> _Records provided_:
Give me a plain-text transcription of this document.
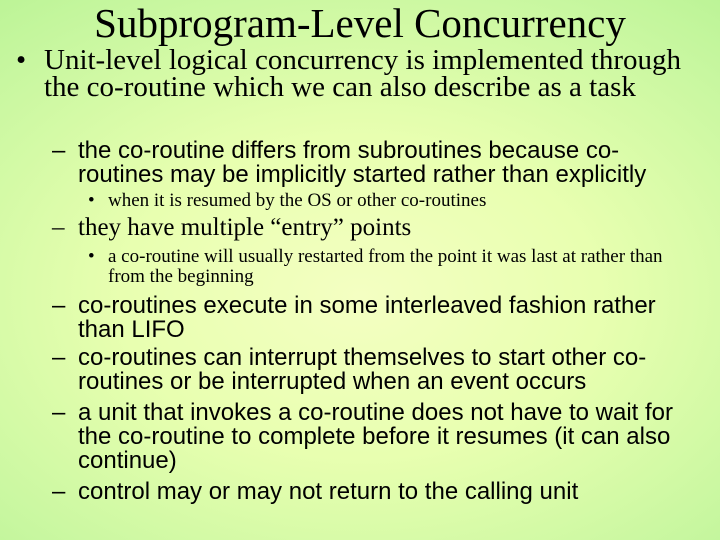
Subprogram-Level Concurrency
• Unit-level logical concurrency is implemented through the co-routine which we can also describe as a task
– the co-routine differs from subroutines because co-routines may be implicitly started rather than explicitly
• when it is resumed by the OS or other co-routines
– they have multiple “entry” points
• a co-routine will usually restarted from the point it was last at rather than from the beginning
– co-routines execute in some interleaved fashion rather than LIFO
– co-routines can interrupt themselves to start other co-routines or be interrupted when an event occurs
– a unit that invokes a co-routine does not have to wait for the co-routine to complete before it resumes (it can also continue)
– control may or may not return to the calling unit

> _Brief_:
Write the entries above out again exactly, but not the pictures.

> _Answer to the task_:
Give me a plain-text transcription of this document.
Subprogram-Level Concurrency
• Unit-level logical concurrency is implemented through the co-routine which we can also describe as a task
– the co-routine differs from subroutines because co-routines may be implicitly started rather than explicitly
• when it is resumed by the OS or other co-routines
– they have multiple “entry” points
• a co-routine will usually restarted from the point it was last at rather than from the beginning
– co-routines execute in some interleaved fashion rather than LIFO
– co-routines can interrupt themselves to start other co-routines or be interrupted when an event occurs
– a unit that invokes a co-routine does not have to wait for the co-routine to complete before it resumes (it can also continue)
– control may or may not return to the calling unit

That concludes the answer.